Nothing should be left out: output all of the entries exactly.

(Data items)
** BEGIN **

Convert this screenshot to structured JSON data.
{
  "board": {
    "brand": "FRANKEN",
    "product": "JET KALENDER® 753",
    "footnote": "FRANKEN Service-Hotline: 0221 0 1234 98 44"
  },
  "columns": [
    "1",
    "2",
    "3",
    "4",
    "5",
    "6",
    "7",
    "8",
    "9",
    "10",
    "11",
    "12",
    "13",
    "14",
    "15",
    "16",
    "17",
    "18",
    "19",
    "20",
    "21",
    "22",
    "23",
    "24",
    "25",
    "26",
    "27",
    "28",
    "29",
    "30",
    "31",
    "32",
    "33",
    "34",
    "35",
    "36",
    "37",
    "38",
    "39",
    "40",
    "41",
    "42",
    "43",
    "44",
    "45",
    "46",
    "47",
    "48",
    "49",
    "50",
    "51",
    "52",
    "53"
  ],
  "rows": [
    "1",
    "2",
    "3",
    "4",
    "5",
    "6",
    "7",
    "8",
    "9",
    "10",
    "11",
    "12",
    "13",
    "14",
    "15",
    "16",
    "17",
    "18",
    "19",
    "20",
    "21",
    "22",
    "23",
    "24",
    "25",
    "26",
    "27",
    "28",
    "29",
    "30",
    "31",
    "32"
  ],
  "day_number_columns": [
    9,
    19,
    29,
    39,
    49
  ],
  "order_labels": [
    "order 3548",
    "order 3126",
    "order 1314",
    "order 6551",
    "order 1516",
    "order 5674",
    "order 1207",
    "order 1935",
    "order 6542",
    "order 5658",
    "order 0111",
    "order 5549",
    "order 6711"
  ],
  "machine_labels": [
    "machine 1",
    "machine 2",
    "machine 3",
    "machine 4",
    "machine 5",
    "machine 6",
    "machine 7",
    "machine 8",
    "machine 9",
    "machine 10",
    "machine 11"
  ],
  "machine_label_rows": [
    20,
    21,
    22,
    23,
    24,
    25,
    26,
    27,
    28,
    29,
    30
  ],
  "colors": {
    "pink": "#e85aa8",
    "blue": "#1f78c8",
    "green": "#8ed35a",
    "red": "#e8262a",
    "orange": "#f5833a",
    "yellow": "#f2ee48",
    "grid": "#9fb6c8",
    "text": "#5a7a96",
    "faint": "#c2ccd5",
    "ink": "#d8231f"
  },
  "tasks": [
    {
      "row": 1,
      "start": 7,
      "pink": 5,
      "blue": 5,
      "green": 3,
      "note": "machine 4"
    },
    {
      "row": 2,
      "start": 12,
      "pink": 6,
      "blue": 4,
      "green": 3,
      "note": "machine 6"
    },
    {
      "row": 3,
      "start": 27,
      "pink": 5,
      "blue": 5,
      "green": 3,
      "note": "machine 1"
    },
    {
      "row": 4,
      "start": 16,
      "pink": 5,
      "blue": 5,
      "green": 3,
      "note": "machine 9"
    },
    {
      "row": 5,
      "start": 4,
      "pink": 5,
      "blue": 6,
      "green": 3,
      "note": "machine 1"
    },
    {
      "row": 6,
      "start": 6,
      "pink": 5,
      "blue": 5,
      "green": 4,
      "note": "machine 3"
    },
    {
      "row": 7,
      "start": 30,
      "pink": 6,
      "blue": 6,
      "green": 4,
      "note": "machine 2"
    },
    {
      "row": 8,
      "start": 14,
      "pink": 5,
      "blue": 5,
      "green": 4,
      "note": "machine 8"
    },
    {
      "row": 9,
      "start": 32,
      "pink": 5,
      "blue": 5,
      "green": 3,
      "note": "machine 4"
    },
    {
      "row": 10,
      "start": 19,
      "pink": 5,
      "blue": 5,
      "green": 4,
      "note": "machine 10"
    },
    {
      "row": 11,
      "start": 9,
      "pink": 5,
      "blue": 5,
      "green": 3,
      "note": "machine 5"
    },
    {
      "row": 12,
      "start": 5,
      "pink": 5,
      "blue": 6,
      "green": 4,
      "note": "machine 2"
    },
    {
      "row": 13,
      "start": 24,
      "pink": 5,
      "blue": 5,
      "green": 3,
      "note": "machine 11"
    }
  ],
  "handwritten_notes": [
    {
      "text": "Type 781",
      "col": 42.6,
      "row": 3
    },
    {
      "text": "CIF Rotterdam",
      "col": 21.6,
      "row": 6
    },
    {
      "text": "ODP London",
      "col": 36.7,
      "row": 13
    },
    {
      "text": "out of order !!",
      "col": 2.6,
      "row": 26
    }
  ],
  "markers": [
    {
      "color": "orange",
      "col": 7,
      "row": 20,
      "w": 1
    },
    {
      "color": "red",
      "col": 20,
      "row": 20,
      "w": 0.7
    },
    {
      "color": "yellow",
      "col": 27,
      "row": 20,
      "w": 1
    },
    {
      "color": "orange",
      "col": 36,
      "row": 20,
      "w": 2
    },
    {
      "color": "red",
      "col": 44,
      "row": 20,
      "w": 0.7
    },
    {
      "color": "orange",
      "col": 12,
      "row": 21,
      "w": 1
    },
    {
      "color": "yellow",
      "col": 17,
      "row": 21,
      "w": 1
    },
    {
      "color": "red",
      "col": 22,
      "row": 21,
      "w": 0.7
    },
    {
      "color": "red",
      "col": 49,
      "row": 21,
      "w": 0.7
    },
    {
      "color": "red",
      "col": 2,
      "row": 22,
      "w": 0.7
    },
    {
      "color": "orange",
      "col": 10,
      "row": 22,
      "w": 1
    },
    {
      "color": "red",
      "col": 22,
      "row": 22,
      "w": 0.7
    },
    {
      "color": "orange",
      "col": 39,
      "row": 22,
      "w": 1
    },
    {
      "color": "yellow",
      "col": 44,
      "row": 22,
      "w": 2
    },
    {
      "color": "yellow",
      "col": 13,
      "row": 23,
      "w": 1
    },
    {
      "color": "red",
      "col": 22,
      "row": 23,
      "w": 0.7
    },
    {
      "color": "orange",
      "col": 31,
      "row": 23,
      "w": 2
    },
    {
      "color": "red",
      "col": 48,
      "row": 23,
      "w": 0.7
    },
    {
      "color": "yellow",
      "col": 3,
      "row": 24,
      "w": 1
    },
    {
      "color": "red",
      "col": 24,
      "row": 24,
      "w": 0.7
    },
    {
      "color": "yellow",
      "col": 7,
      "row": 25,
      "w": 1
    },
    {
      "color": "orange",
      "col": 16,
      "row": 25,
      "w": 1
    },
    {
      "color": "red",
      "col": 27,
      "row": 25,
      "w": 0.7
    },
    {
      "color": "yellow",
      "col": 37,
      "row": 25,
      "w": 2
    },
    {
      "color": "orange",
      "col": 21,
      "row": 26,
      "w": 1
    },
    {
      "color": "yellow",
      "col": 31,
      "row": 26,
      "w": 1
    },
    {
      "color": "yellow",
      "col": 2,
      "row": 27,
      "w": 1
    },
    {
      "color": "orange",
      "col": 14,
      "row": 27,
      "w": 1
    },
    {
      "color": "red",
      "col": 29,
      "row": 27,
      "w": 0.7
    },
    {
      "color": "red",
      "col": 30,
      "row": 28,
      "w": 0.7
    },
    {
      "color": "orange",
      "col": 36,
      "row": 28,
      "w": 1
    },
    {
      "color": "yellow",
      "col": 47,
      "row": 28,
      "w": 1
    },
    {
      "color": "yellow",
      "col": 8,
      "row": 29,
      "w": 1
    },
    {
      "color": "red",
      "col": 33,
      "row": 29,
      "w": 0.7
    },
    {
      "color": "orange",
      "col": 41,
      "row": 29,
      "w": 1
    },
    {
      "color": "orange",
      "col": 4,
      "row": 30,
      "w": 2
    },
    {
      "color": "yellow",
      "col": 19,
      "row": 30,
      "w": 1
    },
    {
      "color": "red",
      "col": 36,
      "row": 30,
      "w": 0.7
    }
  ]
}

** END **

● **Exercise result**
Convert this screenshot to structured JSON data.
{
  "board": {
    "brand": "FRANKEN",
    "product": "JET KALENDER® 753",
    "footnote": "FRANKEN Service-Hotline: 0221 0 1234 98 44"
  },
  "columns": [
    "1",
    "2",
    "3",
    "4",
    "5",
    "6",
    "7",
    "8",
    "9",
    "10",
    "11",
    "12",
    "13",
    "14",
    "15",
    "16",
    "17",
    "18",
    "19",
    "20",
    "21",
    "22",
    "23",
    "24",
    "25",
    "26",
    "27",
    "28",
    "29",
    "30",
    "31",
    "32",
    "33",
    "34",
    "35",
    "36",
    "37",
    "38",
    "39",
    "40",
    "41",
    "42",
    "43",
    "44",
    "45",
    "46",
    "47",
    "48",
    "49",
    "50",
    "51",
    "52",
    "53"
  ],
  "rows": [
    "1",
    "2",
    "3",
    "4",
    "5",
    "6",
    "7",
    "8",
    "9",
    "10",
    "11",
    "12",
    "13",
    "14",
    "15",
    "16",
    "17",
    "18",
    "19",
    "20",
    "21",
    "22",
    "23",
    "24",
    "25",
    "26",
    "27",
    "28",
    "29",
    "30",
    "31",
    "32"
  ],
  "day_number_columns": [
    9,
    19,
    29,
    39,
    49
  ],
  "order_labels": [
    "order 3548",
    "order 3126",
    "order 1314",
    "order 6551",
    "order 1516",
    "order 5674",
    "order 1207",
    "order 1935",
    "order 6542",
    "order 5658",
    "order 0111",
    "order 5549",
    "order 6711"
  ],
  "machine_labels": [
    "machine 1",
    "machine 2",
    "machine 3",
    "machine 4",
    "machine 5",
    "machine 6",
    "machine 7",
    "machine 8",
    "machine 9",
    "machine 10",
    "machine 11"
  ],
  "machine_label_rows": [
    20,
    21,
    22,
    23,
    24,
    25,
    26,
    27,
    28,
    29,
    30
  ],
  "colors": {
    "pink": "#e85aa8",
    "blue": "#1f78c8",
    "green": "#8ed35a",
    "red": "#e8262a",
    "orange": "#f5833a",
    "yellow": "#f2ee48",
    "grid": "#9fb6c8",
    "text": "#5a7a96",
    "faint": "#c2ccd5",
    "ink": "#d8231f"
  },
  "tasks": [
    {
      "row": 1,
      "start": 7,
      "pink": 5,
      "blue": 5,
      "green": 3,
      "note": "machine 4"
    },
    {
      "row": 2,
      "start": 12,
      "pink": 6,
      "blue": 4,
      "green": 3,
      "note": "machine 6"
    },
    {
      "row": 3,
      "start": 27,
      "pink": 5,
      "blue": 5,
      "green": 3,
      "note": "machine 1"
    },
    {
      "row": 4,
      "start": 16,
      "pink": 5,
      "blue": 5,
      "green": 3,
      "note": "machine 9"
    },
    {
      "row": 5,
      "start": 4,
      "pink": 5,
      "blue": 6,
      "green": 3,
      "note": "machine 1"
    },
    {
      "row": 6,
      "start": 6,
      "pink": 5,
      "blue": 5,
      "green": 4,
      "note": "machine 3"
    },
    {
      "row": 7,
      "start": 30,
      "pink": 6,
      "blue": 6,
      "green": 4,
      "note": "machine 2"
    },
    {
      "row": 8,
      "start": 14,
      "pink": 5,
      "blue": 5,
      "green": 4,
      "note": "machine 8"
    },
    {
      "row": 9,
      "start": 32,
      "pink": 5,
      "blue": 5,
      "green": 3,
      "note": "machine 4"
    },
    {
      "row": 10,
      "start": 19,
      "pink": 5,
      "blue": 5,
      "green": 4,
      "note": "machine 10"
    },
    {
      "row": 11,
      "start": 9,
      "pink": 5,
      "blue": 5,
      "green": 3,
      "note": "machine 5"
    },
    {
      "row": 12,
      "start": 5,
      "pink": 5,
      "blue": 6,
      "green": 4,
      "note": "machine 2"
    },
    {
      "row": 13,
      "start": 24,
      "pink": 5,
      "blue": 5,
      "green": 3,
      "note": "machine 11"
    }
  ],
  "handwritten_notes": [
    {
      "text": "Type 781",
      "col": 42.6,
      "row": 3
    },
    {
      "text": "CIF Rotterdam",
      "col": 21.6,
      "row": 6
    },
    {
      "text": "ODP London",
      "col": 36.7,
      "row": 13
    },
    {
      "text": "out of order !!",
      "col": 2.6,
      "row": 26
    }
  ],
  "markers": [
    {
      "color": "orange",
      "col": 7,
      "row": 20,
      "w": 1
    },
    {
      "color": "red",
      "col": 20,
      "row": 20,
      "w": 0.7
    },
    {
      "color": "yellow",
      "col": 27,
      "row": 20,
      "w": 1
    },
    {
      "color": "orange",
      "col": 36,
      "row": 20,
      "w": 2
    },
    {
      "color": "red",
      "col": 44,
      "row": 20,
      "w": 0.7
    },
    {
      "color": "orange",
      "col": 12,
      "row": 21,
      "w": 1
    },
    {
      "color": "yellow",
      "col": 17,
      "row": 21,
      "w": 1
    },
    {
      "color": "red",
      "col": 22,
      "row": 21,
      "w": 0.7
    },
    {
      "color": "red",
      "col": 49,
      "row": 21,
      "w": 0.7
    },
    {
      "color": "red",
      "col": 2,
      "row": 22,
      "w": 0.7
    },
    {
      "color": "orange",
      "col": 10,
      "row": 22,
      "w": 1
    },
    {
      "color": "red",
      "col": 22,
      "row": 22,
      "w": 0.7
    },
    {
      "color": "orange",
      "col": 39,
      "row": 22,
      "w": 1
    },
    {
      "color": "yellow",
      "col": 44,
      "row": 22,
      "w": 2
    },
    {
      "color": "yellow",
      "col": 13,
      "row": 23,
      "w": 1
    },
    {
      "color": "red",
      "col": 22,
      "row": 23,
      "w": 0.7
    },
    {
      "color": "orange",
      "col": 31,
      "row": 23,
      "w": 2
    },
    {
      "color": "red",
      "col": 48,
      "row": 23,
      "w": 0.7
    },
    {
      "color": "yellow",
      "col": 3,
      "row": 24,
      "w": 1
    },
    {
      "color": "red",
      "col": 24,
      "row": 24,
      "w": 0.7
    },
    {
      "color": "yellow",
      "col": 7,
      "row": 25,
      "w": 1
    },
    {
      "color": "orange",
      "col": 16,
      "row": 25,
      "w": 1
    },
    {
      "color": "red",
      "col": 27,
      "row": 25,
      "w": 0.7
    },
    {
      "color": "yellow",
      "col": 37,
      "row": 25,
      "w": 2
    },
    {
      "color": "orange",
      "col": 21,
      "row": 26,
      "w": 1
    },
    {
      "color": "yellow",
      "col": 31,
      "row": 26,
      "w": 1
    },
    {
      "color": "yellow",
      "col": 2,
      "row": 27,
      "w": 1
    },
    {
      "color": "orange",
      "col": 14,
      "row": 27,
      "w": 1
    },
    {
      "color": "red",
      "col": 29,
      "row": 27,
      "w": 0.7
    },
    {
      "color": "red",
      "col": 30,
      "row": 28,
      "w": 0.7
    },
    {
      "color": "orange",
      "col": 36,
      "row": 28,
      "w": 1
    },
    {
      "color": "yellow",
      "col": 47,
      "row": 28,
      "w": 1
    },
    {
      "color": "yellow",
      "col": 8,
      "row": 29,
      "w": 1
    },
    {
      "color": "red",
      "col": 33,
      "row": 29,
      "w": 0.7
    },
    {
      "color": "orange",
      "col": 41,
      "row": 29,
      "w": 1
    },
    {
      "color": "orange",
      "col": 4,
      "row": 30,
      "w": 2
    },
    {
      "color": "yellow",
      "col": 19,
      "row": 30,
      "w": 1
    },
    {
      "color": "red",
      "col": 36,
      "row": 30,
      "w": 0.7
    }
  ]
}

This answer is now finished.